Requirement: Search the records for "eigen" and copy each line that holds it.

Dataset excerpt
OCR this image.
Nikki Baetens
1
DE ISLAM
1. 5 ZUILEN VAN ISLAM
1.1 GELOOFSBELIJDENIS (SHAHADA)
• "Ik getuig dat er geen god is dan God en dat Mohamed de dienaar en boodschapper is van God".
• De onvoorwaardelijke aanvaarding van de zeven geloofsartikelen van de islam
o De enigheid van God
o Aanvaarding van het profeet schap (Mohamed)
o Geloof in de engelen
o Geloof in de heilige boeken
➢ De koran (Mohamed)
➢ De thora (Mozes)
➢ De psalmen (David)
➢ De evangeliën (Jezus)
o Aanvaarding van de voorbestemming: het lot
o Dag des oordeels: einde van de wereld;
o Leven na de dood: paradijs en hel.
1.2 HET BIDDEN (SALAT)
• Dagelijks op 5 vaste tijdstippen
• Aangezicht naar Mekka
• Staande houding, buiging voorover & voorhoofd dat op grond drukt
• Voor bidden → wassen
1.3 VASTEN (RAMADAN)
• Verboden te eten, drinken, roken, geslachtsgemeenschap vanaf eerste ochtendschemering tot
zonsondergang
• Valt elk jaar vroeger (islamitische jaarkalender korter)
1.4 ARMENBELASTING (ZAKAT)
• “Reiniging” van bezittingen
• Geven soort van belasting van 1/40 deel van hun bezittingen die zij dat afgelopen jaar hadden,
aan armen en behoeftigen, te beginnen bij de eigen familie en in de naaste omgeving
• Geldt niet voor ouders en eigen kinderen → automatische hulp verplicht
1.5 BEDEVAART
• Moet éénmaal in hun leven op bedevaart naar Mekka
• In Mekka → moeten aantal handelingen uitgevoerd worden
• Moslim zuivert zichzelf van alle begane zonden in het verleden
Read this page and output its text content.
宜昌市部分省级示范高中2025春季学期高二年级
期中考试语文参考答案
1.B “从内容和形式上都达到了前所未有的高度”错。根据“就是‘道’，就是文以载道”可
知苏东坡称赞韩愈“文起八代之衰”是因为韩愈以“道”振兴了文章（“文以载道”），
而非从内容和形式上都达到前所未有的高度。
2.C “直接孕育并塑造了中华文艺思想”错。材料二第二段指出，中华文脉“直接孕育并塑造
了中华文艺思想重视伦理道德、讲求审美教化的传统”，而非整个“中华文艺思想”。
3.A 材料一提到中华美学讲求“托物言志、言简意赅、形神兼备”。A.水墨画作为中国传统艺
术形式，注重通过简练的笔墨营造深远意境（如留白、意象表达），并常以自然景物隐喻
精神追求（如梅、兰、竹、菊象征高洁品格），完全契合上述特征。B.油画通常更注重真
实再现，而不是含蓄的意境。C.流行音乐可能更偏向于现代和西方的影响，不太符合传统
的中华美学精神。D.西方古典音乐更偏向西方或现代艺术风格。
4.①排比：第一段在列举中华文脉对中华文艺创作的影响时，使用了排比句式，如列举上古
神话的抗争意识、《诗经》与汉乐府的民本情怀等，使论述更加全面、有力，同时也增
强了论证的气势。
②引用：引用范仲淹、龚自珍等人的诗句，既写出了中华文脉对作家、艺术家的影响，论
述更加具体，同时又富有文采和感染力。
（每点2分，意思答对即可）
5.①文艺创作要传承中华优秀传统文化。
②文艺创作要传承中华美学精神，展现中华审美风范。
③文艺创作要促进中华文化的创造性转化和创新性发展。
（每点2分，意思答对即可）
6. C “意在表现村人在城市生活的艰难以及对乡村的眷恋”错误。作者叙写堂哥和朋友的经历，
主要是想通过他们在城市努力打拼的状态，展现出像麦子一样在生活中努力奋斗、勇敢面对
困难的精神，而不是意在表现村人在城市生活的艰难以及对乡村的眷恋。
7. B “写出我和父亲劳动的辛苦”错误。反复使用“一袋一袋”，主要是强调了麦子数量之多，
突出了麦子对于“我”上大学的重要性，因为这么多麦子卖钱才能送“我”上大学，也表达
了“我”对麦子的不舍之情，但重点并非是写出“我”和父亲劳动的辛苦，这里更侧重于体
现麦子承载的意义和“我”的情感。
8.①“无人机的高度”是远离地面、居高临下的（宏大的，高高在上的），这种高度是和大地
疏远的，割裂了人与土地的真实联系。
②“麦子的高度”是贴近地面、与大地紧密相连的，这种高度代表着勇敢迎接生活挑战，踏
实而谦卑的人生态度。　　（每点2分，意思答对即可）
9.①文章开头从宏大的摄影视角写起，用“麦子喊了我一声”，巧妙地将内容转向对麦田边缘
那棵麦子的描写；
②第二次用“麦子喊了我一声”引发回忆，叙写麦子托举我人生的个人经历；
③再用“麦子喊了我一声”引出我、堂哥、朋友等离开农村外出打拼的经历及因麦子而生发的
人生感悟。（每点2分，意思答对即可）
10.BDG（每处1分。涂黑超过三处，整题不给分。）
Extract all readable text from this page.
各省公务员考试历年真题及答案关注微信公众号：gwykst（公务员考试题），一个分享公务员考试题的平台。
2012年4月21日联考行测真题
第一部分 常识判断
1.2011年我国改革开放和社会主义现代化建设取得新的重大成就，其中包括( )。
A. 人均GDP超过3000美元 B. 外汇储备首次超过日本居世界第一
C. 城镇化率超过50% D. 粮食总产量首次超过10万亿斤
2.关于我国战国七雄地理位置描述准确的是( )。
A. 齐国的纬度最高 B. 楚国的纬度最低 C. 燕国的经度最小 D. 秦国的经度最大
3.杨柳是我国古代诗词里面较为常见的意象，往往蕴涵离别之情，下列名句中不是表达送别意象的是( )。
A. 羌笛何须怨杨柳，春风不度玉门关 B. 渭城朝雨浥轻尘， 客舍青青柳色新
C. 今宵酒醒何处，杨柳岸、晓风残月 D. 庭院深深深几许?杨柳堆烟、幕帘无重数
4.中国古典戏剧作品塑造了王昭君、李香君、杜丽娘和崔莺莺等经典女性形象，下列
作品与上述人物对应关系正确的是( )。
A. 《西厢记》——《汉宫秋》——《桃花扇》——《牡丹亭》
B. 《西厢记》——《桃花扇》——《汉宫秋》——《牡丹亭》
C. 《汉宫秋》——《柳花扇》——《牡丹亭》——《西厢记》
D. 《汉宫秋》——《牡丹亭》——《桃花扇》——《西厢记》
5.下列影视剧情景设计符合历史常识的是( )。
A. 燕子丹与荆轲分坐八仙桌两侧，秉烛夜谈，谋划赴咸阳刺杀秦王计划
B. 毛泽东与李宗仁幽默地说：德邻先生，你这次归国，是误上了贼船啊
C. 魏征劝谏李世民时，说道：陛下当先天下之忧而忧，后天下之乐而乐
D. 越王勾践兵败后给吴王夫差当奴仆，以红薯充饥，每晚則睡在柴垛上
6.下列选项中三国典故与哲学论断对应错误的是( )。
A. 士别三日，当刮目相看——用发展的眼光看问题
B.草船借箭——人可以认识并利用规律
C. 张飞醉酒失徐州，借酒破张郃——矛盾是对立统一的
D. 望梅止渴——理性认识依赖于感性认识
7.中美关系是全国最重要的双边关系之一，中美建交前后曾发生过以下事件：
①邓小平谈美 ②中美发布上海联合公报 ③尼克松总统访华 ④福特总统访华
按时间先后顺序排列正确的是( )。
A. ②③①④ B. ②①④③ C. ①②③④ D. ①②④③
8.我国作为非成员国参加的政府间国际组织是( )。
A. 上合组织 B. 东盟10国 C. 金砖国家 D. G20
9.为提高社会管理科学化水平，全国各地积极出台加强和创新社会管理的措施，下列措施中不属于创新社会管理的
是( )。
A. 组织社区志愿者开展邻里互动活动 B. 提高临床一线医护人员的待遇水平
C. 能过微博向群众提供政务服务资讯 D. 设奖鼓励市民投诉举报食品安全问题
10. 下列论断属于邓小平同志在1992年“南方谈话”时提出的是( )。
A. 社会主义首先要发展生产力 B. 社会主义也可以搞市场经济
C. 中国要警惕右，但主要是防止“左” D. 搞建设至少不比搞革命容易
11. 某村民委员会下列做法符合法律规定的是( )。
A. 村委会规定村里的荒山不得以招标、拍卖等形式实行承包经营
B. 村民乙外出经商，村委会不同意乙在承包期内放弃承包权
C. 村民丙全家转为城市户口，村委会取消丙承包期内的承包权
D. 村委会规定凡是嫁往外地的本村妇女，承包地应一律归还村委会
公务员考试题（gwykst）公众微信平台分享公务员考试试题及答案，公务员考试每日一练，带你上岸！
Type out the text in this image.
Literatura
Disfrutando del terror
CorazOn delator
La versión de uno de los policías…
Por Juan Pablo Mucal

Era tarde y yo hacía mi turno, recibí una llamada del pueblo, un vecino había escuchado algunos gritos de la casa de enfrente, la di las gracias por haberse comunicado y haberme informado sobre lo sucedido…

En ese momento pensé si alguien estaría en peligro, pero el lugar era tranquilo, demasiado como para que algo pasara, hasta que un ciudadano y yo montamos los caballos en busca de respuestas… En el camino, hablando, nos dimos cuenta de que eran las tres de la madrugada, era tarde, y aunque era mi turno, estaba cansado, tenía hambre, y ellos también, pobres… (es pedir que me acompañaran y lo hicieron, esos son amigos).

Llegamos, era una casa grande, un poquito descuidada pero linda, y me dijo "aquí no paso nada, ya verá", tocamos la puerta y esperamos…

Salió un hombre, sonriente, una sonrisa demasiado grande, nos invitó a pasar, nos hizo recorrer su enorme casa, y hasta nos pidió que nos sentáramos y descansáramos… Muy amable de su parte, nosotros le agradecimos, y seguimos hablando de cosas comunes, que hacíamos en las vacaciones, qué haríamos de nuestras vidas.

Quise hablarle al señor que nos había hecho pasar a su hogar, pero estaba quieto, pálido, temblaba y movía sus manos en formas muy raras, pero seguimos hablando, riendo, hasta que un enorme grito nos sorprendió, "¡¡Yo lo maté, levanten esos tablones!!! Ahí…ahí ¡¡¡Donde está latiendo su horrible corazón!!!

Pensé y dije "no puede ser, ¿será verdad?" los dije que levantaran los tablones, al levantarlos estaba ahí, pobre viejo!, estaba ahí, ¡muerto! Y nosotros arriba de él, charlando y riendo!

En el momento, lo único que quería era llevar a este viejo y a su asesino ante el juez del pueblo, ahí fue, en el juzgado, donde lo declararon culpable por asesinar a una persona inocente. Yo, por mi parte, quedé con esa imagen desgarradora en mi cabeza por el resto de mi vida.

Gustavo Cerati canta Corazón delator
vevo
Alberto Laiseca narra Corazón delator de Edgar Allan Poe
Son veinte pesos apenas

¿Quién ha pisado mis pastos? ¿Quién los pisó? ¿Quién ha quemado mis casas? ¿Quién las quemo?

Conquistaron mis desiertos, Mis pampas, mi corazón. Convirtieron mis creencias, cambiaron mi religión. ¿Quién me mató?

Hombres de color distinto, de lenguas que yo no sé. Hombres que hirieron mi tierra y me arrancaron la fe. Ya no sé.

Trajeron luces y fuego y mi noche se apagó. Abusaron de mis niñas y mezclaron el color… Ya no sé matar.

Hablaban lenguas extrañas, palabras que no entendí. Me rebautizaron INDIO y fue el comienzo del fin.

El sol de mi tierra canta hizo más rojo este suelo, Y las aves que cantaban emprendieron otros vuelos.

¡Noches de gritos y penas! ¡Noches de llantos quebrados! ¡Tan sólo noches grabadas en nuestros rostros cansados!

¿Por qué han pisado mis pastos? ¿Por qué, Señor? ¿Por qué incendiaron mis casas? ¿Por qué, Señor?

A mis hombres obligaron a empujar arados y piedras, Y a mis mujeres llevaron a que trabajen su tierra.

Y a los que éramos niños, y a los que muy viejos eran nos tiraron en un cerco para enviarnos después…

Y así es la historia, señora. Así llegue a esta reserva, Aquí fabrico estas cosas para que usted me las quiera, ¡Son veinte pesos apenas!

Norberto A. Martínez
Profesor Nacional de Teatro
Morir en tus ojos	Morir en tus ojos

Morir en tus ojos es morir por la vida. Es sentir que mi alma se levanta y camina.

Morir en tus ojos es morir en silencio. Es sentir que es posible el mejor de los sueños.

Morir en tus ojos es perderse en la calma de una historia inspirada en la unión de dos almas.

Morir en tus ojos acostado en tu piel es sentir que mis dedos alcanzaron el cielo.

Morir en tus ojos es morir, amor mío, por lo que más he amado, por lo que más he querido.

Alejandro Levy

Solution to the exercise:
aan armen en behoeftigen, te beginnen bij de eigen familie en in de naaste omgeving
• Geldt niet voor ouders en eigen kinderen → automatische hulp verplicht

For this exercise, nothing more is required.